[Data excerpts]
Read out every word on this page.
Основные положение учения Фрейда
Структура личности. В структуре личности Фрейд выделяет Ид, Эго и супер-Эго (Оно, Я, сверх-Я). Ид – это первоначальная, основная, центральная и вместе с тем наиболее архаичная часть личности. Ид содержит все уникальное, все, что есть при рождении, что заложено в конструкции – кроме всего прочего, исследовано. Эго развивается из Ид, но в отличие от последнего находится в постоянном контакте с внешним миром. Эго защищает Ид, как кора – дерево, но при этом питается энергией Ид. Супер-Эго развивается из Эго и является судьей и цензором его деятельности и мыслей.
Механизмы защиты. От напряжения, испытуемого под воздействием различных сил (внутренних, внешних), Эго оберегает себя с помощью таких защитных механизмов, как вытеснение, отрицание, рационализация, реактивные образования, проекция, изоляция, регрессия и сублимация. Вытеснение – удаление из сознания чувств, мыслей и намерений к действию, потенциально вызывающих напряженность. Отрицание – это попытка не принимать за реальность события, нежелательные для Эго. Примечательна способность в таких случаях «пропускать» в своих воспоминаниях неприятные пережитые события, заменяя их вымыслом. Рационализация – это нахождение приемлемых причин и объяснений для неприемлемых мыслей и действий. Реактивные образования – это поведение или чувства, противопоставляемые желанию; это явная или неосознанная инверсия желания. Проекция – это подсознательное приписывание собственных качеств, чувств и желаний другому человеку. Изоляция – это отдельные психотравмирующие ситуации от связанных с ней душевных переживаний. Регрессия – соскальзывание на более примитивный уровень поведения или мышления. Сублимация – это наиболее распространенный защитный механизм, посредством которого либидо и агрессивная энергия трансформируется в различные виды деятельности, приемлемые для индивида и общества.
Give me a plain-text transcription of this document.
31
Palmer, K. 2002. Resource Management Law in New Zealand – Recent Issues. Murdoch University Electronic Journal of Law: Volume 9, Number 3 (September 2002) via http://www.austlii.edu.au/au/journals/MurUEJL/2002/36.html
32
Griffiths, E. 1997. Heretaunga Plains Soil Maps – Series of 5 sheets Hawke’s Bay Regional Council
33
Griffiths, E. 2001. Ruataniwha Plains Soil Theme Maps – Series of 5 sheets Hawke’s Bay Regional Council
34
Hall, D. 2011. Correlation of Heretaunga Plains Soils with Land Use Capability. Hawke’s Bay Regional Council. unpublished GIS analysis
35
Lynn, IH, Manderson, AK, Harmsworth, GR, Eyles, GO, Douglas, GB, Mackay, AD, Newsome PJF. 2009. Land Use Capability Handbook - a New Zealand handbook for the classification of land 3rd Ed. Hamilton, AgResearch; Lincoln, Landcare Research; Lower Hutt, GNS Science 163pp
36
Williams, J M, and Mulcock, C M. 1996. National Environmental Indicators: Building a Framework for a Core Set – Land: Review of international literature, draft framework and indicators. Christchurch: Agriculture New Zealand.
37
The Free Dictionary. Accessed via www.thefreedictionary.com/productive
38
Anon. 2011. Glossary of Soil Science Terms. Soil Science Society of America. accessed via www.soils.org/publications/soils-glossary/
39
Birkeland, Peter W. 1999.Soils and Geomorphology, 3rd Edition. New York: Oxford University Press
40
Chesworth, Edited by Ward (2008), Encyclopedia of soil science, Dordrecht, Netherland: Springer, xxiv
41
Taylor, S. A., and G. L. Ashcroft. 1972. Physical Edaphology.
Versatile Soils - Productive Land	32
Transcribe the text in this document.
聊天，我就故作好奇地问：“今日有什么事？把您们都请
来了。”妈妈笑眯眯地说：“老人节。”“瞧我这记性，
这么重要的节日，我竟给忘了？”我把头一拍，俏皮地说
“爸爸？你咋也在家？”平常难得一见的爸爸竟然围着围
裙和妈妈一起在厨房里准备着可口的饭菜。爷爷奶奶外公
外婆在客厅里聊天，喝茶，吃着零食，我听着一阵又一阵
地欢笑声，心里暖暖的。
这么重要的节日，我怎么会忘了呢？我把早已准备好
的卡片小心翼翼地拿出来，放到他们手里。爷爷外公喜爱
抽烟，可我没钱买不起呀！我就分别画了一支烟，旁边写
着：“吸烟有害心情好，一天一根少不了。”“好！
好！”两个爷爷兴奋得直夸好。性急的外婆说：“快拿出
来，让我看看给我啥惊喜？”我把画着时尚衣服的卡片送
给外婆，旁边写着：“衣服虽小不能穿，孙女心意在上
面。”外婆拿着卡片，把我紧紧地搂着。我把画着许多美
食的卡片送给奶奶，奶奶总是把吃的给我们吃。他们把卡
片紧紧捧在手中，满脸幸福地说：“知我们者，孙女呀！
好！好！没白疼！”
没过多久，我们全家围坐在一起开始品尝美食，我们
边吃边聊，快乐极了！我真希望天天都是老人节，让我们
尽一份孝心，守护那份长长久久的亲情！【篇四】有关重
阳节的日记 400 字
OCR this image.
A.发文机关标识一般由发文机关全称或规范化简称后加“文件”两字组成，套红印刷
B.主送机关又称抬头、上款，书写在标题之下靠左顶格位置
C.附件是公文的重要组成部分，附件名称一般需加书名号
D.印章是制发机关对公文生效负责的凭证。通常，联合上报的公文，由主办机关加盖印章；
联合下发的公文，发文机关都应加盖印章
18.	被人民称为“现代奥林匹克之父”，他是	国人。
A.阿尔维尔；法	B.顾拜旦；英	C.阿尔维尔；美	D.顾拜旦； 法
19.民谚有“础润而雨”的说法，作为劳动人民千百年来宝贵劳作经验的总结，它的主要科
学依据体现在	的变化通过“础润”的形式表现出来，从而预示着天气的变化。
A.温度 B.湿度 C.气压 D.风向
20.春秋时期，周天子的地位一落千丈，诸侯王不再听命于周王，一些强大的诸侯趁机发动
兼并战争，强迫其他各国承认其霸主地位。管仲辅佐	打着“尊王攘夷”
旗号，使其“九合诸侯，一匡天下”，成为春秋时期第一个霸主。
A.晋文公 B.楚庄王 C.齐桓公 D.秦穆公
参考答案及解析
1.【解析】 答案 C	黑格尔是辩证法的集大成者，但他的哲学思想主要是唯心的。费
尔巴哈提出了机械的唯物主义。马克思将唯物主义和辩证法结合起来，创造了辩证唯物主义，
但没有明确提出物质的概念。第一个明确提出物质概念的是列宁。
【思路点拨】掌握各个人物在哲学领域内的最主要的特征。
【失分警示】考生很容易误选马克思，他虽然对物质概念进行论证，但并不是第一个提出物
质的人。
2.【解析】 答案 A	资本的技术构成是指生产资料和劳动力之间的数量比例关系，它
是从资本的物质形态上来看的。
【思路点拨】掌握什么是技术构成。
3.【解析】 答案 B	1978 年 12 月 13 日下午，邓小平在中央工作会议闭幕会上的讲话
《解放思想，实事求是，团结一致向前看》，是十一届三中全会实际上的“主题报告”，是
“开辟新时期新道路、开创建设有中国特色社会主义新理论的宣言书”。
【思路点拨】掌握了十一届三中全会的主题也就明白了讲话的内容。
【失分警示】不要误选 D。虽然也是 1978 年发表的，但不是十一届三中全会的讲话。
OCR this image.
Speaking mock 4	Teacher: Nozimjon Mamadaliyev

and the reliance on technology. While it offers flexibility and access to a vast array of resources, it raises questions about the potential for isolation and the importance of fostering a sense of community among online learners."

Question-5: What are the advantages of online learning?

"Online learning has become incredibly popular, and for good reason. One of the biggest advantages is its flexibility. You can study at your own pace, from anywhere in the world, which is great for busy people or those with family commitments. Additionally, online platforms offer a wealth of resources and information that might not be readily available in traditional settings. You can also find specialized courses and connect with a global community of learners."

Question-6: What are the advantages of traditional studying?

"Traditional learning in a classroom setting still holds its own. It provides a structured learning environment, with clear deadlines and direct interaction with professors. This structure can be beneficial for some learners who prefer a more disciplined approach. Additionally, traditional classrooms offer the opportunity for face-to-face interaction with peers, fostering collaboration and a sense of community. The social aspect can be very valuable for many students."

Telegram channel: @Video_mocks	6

Given task -
Report how many lines of the listing hold the string "Griffiths", giving only the number.

Output -
2